- Aim: Pull every line of the entries that has the word "告诉自己".

- Record list:
....................

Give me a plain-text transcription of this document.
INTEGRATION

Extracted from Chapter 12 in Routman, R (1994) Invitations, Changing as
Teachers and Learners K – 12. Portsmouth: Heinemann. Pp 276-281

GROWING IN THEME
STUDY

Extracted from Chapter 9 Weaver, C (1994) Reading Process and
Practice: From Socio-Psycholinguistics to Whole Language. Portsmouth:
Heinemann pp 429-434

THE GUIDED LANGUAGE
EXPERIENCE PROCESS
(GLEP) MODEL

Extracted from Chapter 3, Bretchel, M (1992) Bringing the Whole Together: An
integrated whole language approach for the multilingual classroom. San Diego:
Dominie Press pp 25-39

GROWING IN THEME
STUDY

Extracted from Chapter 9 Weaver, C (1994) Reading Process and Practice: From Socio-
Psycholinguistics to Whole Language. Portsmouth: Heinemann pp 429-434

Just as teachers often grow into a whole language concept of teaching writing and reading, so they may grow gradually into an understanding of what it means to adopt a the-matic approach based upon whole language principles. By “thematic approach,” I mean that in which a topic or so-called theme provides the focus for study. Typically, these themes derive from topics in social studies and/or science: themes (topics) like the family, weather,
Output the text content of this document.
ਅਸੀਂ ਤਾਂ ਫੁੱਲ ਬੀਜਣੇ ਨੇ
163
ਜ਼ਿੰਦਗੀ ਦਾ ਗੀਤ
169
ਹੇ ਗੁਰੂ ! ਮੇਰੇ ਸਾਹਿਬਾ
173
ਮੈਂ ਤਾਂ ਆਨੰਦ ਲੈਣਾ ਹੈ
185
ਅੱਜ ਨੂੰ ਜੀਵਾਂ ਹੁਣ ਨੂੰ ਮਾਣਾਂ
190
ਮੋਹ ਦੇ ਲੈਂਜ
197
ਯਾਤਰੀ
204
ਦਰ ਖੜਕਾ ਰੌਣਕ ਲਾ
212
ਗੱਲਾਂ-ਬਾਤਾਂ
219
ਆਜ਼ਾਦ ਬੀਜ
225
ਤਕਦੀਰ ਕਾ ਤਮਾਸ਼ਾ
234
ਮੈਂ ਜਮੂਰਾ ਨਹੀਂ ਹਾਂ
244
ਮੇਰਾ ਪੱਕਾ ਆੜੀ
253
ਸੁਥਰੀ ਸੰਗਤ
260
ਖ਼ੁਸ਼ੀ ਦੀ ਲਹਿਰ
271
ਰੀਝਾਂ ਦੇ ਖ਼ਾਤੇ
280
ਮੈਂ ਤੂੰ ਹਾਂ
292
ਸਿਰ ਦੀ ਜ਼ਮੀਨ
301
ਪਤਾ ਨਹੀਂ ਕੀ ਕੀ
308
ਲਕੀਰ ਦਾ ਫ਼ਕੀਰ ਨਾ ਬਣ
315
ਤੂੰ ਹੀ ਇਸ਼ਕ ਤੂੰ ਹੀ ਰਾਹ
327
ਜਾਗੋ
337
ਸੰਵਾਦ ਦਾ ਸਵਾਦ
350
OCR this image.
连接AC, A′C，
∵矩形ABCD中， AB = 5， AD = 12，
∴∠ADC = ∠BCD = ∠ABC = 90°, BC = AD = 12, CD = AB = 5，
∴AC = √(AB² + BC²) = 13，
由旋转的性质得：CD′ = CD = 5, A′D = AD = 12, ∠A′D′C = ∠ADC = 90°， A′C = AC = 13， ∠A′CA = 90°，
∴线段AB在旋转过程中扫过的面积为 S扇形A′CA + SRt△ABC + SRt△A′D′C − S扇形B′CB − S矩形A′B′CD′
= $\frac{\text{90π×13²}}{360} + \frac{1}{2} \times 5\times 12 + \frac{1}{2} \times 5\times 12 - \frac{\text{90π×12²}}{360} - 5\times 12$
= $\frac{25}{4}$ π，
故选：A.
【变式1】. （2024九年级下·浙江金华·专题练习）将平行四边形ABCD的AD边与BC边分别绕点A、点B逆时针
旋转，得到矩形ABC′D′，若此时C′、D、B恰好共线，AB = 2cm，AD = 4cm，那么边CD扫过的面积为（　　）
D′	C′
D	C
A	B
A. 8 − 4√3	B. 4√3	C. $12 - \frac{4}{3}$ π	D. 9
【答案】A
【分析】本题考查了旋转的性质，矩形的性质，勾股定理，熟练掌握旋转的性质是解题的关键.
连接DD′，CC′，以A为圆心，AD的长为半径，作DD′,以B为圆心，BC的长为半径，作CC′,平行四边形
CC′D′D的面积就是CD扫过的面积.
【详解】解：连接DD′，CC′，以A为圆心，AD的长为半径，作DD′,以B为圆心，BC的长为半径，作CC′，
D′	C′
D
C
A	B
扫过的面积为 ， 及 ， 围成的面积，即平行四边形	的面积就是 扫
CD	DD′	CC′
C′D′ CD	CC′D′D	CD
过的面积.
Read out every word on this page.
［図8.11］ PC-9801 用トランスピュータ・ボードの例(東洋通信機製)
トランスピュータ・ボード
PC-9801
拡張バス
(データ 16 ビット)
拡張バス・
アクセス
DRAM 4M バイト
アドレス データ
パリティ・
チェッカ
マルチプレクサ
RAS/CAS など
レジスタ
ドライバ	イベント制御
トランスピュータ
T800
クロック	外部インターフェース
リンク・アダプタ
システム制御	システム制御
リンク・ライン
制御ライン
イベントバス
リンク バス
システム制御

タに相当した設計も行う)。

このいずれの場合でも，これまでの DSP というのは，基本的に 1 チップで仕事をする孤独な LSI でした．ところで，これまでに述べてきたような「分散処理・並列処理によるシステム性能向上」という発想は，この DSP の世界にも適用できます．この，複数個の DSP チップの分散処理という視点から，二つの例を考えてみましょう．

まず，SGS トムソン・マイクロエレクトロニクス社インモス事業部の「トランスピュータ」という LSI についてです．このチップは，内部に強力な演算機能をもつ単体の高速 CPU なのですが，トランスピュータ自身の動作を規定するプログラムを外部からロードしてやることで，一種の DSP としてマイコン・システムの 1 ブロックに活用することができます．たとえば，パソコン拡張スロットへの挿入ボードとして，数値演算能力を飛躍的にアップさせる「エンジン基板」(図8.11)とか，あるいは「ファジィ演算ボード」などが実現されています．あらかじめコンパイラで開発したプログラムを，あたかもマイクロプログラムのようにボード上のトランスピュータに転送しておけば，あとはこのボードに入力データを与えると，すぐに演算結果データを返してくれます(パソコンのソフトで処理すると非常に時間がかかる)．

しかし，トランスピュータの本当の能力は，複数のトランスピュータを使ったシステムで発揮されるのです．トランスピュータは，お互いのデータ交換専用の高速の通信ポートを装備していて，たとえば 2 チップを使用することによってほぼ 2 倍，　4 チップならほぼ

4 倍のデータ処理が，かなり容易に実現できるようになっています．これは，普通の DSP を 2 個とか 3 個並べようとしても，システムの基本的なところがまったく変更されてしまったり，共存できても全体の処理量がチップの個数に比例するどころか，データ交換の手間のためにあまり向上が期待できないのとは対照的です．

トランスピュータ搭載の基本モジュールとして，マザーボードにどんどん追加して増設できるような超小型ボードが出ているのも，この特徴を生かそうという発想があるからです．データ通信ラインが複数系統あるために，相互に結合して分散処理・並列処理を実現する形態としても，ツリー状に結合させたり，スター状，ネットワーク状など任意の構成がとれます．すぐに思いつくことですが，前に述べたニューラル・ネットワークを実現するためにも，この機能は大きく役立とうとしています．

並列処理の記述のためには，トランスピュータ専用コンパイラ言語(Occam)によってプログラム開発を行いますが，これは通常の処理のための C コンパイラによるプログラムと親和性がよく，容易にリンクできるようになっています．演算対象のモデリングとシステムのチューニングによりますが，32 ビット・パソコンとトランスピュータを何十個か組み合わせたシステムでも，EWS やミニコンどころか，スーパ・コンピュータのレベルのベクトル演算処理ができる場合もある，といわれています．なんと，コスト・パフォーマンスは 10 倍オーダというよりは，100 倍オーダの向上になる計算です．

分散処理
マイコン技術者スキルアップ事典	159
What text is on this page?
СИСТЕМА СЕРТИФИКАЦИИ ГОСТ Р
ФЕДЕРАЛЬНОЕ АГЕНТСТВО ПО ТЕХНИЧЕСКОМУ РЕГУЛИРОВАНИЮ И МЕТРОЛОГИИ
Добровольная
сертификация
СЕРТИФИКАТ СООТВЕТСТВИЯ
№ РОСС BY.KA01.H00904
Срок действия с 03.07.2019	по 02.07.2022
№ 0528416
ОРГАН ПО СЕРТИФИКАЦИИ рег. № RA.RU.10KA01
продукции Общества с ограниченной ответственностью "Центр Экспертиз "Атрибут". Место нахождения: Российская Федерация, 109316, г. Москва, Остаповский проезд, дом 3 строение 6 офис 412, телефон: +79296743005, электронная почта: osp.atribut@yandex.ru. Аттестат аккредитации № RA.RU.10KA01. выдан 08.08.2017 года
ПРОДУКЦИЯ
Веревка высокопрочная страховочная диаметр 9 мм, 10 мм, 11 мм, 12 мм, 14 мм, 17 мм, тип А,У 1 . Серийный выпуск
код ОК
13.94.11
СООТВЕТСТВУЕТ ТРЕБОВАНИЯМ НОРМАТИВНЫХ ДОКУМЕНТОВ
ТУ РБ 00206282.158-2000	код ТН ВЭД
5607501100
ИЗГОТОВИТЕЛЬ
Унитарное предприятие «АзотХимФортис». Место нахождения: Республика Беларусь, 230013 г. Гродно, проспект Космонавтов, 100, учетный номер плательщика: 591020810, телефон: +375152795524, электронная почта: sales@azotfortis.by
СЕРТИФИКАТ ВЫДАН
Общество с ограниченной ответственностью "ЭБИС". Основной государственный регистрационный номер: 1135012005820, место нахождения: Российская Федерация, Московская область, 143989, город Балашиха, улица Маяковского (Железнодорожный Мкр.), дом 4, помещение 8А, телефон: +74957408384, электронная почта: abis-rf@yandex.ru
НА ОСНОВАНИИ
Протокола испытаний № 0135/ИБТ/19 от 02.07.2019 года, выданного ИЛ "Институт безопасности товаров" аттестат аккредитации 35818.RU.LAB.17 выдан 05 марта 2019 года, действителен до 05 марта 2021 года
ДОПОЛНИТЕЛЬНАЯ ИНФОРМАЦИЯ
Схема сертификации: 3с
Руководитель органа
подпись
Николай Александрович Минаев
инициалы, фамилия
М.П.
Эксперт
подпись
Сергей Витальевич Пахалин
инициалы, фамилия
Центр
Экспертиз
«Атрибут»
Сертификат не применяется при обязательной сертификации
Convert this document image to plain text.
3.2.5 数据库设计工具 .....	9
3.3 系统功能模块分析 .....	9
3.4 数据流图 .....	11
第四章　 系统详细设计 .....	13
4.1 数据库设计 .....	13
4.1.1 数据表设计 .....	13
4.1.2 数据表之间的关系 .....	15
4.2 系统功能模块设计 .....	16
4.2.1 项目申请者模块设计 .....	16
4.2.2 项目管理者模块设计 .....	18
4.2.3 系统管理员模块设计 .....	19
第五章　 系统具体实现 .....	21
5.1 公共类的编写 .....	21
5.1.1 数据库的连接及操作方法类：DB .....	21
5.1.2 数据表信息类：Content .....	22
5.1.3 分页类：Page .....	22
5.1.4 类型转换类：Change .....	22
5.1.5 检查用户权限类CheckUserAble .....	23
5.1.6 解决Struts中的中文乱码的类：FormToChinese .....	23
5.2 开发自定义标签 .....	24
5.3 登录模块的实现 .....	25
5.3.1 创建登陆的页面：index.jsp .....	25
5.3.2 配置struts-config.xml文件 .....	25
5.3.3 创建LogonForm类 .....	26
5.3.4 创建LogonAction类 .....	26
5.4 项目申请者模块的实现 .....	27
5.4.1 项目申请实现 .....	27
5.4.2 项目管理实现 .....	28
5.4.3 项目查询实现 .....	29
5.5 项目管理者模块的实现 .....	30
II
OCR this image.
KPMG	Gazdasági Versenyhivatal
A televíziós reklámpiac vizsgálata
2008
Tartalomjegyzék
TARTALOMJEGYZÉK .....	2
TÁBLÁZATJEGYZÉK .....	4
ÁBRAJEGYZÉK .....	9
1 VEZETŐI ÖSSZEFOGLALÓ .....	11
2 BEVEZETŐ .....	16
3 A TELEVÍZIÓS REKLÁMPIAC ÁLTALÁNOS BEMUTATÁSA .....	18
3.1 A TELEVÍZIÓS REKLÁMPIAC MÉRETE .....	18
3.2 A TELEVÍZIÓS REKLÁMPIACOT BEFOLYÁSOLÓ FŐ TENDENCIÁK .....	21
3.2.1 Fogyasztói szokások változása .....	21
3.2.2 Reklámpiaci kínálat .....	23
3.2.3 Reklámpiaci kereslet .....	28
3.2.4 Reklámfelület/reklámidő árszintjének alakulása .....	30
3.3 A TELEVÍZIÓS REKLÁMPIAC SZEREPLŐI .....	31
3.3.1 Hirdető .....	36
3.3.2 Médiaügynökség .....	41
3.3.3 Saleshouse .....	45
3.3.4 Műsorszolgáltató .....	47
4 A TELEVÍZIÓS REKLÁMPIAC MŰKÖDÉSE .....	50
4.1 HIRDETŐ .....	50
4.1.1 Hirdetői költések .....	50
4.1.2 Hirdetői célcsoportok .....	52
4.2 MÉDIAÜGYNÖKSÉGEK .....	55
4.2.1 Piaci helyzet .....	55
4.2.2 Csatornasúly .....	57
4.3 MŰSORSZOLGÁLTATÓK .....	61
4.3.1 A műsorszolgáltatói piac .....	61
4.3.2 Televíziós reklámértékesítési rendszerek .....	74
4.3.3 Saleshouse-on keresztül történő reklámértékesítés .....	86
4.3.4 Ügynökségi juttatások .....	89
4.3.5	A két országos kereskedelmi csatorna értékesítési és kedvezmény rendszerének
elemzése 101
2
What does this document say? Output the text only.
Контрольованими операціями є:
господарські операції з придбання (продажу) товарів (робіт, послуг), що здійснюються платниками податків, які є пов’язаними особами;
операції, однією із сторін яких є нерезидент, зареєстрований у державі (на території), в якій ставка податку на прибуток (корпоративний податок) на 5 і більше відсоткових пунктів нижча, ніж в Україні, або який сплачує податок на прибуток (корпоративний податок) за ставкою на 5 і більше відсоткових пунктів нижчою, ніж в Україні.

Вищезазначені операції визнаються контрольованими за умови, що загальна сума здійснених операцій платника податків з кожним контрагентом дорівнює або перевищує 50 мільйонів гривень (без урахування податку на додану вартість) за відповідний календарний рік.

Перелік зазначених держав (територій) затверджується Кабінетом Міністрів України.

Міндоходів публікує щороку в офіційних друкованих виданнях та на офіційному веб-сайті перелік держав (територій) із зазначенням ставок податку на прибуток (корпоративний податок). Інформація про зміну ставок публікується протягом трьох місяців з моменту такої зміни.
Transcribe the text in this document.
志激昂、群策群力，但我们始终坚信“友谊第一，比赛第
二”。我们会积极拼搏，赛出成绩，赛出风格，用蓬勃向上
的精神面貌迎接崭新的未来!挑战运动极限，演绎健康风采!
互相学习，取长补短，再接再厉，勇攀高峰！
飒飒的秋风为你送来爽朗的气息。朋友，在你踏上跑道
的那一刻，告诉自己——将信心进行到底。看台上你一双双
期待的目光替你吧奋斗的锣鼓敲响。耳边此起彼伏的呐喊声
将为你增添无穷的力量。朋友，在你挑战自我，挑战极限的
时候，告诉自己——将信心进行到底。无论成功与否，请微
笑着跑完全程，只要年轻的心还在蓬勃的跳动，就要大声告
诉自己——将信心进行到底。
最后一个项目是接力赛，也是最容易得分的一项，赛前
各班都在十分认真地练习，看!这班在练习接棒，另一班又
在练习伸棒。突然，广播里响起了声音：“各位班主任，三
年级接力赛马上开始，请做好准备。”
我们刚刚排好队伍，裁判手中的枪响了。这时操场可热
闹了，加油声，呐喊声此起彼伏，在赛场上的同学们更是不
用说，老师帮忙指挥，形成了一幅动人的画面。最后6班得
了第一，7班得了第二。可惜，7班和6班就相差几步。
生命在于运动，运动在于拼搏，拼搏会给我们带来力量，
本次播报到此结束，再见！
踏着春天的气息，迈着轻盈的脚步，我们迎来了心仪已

....................

- Task solution:
的那一刻，告诉自己——将信心进行到底。看台上你一双双
时候，告诉自己——将信心进行到底。无论成功与否，请微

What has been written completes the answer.